Dataset entries
------------------------------

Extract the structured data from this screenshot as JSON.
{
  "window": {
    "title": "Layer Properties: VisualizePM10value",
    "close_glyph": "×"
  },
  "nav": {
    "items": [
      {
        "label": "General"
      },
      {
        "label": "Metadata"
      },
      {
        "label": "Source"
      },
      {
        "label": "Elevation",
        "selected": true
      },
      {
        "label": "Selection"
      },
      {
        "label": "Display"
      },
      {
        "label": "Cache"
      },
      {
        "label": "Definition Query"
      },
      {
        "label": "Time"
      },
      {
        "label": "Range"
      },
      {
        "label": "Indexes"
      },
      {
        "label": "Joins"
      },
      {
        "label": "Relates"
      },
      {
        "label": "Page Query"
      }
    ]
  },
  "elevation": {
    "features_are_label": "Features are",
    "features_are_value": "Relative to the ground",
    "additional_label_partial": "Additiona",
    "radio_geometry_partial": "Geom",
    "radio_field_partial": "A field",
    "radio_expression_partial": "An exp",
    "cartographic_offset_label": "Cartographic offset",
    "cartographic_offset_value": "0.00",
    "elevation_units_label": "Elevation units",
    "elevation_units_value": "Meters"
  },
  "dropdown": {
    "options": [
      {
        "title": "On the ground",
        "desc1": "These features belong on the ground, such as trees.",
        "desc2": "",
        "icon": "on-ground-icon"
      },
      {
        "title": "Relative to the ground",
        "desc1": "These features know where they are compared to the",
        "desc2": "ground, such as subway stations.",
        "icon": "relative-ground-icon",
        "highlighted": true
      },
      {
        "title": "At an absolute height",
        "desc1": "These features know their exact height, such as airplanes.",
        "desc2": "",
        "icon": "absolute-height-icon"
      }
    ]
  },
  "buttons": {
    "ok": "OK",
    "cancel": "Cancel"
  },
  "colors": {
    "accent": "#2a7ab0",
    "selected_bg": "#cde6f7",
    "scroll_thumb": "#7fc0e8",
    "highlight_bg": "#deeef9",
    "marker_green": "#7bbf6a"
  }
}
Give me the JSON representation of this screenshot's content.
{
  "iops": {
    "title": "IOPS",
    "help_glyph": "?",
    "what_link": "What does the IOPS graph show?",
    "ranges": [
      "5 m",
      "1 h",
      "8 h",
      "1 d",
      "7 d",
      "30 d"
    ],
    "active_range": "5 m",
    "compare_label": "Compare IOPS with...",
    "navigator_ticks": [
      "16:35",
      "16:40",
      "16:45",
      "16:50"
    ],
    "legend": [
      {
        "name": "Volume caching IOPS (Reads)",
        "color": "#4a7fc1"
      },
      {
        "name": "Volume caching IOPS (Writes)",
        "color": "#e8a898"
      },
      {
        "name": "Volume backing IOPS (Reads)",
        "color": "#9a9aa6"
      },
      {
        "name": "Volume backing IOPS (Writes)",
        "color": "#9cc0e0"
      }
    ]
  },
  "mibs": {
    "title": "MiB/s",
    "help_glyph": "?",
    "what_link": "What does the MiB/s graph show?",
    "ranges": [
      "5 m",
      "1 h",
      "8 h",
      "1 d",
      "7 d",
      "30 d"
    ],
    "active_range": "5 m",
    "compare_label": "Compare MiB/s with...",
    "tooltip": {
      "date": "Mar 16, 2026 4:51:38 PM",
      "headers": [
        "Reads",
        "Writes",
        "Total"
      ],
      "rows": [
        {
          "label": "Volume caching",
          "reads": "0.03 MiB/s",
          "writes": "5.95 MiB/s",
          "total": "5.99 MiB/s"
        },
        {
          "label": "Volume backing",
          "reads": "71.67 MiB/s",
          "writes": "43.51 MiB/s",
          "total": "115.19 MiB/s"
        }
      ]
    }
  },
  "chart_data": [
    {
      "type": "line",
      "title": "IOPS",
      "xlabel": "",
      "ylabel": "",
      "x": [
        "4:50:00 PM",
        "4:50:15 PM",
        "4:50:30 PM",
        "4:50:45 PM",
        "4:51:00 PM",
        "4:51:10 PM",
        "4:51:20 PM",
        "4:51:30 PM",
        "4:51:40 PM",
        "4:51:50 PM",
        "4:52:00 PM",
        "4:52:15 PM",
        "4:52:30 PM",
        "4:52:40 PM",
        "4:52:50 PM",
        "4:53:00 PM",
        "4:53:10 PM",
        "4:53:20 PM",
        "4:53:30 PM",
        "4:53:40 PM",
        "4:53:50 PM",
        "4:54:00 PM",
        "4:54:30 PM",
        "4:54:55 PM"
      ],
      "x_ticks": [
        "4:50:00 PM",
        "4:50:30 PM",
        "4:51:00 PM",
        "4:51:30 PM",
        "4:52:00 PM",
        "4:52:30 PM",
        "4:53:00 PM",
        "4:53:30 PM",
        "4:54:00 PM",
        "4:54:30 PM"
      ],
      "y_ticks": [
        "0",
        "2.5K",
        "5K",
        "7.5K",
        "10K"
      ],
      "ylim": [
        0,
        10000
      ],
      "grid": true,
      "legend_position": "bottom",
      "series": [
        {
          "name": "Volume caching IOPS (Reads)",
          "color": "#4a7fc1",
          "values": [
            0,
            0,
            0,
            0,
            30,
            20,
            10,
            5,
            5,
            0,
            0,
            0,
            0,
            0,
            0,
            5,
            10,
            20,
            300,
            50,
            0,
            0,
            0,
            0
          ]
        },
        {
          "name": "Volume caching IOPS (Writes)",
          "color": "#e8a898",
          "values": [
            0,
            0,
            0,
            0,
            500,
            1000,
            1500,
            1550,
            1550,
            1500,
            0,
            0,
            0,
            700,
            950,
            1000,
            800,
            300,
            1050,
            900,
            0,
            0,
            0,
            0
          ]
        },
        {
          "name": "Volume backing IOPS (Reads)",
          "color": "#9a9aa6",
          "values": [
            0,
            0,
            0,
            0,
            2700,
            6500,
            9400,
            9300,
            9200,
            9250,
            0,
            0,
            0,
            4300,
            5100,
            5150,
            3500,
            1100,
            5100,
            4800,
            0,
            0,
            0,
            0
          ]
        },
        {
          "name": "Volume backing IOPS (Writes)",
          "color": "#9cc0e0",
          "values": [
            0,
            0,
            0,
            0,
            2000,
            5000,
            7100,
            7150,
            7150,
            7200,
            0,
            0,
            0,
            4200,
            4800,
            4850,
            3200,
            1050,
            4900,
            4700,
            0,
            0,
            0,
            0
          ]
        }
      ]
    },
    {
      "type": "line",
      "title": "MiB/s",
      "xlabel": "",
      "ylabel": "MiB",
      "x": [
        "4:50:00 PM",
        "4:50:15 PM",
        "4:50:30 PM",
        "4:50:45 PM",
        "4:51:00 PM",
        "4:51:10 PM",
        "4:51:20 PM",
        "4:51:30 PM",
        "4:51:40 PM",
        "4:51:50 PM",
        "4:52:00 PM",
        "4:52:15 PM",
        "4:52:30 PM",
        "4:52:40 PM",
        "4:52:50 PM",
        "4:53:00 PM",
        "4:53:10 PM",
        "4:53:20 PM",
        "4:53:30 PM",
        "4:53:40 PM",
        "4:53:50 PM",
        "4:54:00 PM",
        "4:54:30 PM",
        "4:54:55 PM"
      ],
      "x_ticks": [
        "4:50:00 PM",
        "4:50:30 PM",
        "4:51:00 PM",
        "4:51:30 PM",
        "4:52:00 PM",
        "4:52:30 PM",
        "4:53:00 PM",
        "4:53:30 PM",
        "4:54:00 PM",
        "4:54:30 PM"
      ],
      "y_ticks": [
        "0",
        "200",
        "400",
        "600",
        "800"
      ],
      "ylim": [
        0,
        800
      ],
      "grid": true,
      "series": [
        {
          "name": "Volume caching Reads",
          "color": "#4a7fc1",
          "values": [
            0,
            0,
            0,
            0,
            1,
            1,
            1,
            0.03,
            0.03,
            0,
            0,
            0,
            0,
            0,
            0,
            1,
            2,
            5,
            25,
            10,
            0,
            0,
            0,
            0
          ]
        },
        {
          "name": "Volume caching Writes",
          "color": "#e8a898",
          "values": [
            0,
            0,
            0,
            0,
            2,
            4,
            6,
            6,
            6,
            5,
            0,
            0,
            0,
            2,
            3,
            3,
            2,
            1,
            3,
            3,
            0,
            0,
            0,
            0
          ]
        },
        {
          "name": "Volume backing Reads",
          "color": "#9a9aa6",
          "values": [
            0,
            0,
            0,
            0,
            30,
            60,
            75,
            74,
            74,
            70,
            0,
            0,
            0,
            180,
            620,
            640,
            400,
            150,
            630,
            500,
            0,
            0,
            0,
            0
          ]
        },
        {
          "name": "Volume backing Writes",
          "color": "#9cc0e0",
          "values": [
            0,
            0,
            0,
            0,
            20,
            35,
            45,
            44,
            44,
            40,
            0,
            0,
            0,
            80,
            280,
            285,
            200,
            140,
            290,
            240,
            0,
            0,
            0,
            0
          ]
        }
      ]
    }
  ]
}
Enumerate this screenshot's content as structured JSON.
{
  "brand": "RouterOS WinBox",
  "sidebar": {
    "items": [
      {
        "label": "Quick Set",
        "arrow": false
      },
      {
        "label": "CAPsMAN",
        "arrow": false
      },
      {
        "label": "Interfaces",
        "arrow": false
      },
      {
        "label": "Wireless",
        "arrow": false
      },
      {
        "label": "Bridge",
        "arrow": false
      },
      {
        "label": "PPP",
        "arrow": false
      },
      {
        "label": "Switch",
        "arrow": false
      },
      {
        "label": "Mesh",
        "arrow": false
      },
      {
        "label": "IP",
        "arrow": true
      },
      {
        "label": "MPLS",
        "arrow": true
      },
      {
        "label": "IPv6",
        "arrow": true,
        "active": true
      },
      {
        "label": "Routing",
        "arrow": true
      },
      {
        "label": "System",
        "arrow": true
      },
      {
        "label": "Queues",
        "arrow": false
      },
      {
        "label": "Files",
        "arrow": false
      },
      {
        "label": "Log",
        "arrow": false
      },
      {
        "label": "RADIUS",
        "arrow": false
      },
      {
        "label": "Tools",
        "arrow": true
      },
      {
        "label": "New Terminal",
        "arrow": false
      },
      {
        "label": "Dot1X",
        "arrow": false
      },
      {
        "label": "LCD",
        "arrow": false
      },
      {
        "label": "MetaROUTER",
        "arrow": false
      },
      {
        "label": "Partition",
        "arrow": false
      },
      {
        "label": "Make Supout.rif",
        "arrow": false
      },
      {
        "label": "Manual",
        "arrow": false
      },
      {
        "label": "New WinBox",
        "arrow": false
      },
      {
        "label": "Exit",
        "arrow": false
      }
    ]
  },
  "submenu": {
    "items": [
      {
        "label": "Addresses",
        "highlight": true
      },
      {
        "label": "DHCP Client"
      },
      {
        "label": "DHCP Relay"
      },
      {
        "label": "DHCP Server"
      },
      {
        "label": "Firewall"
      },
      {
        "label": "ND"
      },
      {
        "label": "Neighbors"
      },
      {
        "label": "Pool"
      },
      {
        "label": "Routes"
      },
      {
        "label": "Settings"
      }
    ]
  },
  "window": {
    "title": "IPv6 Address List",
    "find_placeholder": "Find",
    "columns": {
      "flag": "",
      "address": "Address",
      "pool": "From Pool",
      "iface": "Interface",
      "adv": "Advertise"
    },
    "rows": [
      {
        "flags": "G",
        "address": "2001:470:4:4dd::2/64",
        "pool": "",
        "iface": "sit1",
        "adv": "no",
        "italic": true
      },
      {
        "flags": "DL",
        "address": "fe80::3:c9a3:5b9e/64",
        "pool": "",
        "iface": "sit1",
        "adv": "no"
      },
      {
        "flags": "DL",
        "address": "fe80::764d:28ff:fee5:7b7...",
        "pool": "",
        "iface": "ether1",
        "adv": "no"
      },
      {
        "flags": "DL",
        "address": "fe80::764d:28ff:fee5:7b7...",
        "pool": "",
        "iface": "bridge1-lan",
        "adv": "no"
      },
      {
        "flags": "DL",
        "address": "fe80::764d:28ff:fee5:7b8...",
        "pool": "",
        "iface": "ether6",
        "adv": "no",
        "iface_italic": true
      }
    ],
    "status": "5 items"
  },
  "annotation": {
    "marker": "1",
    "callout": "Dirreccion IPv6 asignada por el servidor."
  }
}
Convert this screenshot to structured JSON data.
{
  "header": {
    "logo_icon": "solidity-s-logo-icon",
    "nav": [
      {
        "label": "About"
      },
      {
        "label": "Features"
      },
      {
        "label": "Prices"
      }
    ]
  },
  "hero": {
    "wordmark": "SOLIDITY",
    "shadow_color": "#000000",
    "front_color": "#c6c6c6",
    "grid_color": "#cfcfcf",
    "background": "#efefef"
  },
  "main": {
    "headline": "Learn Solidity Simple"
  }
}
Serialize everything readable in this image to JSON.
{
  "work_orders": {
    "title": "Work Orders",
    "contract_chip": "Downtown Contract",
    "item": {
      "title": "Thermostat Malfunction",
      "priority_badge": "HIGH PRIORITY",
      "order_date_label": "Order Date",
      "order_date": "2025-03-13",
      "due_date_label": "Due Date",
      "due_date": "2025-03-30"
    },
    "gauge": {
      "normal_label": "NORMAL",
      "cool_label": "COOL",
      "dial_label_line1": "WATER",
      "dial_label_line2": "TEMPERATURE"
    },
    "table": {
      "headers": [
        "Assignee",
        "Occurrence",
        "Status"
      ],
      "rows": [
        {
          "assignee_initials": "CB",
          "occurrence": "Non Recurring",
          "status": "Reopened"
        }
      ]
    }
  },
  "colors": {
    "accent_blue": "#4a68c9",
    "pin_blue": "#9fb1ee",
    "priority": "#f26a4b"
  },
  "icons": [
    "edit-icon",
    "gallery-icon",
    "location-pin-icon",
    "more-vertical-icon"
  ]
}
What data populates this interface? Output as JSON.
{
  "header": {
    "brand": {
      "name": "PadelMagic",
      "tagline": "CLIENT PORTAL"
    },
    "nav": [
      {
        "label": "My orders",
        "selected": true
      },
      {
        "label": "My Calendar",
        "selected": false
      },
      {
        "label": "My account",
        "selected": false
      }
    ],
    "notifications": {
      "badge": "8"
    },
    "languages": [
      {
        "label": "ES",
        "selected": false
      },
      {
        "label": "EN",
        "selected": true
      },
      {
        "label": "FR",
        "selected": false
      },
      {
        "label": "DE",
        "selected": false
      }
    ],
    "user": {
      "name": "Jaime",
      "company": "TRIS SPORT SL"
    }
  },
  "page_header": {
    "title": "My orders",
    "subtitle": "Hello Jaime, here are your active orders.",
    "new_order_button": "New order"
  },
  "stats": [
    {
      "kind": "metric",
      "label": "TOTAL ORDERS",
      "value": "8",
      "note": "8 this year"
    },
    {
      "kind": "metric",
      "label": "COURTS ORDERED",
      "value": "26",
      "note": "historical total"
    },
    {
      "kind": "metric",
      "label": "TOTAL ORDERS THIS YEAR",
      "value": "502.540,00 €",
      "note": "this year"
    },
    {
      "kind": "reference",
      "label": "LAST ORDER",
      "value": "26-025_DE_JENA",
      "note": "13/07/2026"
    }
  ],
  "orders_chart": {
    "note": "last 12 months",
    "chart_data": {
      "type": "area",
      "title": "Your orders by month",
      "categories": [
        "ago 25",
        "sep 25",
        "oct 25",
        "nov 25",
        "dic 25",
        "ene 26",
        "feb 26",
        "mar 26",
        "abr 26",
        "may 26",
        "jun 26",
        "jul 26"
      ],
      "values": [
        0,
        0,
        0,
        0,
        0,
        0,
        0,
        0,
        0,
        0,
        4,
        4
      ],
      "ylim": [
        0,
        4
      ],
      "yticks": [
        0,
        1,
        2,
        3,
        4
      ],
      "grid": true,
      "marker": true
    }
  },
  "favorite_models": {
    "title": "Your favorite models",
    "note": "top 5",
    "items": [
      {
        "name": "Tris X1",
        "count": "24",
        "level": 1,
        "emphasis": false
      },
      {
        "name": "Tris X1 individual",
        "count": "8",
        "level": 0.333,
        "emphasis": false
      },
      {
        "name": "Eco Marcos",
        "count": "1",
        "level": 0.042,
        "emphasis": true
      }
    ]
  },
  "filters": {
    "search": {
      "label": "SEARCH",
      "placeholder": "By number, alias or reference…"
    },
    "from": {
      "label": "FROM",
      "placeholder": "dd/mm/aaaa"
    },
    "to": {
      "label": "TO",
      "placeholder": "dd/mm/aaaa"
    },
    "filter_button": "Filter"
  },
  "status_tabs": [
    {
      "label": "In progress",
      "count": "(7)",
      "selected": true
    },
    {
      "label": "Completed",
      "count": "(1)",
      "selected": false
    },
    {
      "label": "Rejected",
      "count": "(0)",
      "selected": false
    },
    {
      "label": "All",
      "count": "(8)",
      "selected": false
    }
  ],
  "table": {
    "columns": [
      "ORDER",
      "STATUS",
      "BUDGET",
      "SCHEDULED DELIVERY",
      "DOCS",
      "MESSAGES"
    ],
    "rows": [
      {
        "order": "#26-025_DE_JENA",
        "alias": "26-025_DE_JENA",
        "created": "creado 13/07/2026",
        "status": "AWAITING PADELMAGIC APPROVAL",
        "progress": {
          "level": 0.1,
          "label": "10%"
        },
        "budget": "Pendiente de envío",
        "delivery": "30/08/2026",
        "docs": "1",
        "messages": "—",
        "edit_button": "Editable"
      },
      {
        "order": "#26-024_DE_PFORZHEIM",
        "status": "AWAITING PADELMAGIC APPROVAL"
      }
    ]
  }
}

------------------------------

EXERCISE TASK: List every line from the entries above in which "backing" appears.

SOLVED EXERCISE:
        "name": "Volume backing IOPS (Reads)",
        "name": "Volume backing IOPS (Writes)",
          "label": "Volume backing",
          "name": "Volume backing IOPS (Reads)",
          "name": "Volume backing IOPS (Writes)",
          "name": "Volume backing Reads",
          "name": "Volume backing Writes",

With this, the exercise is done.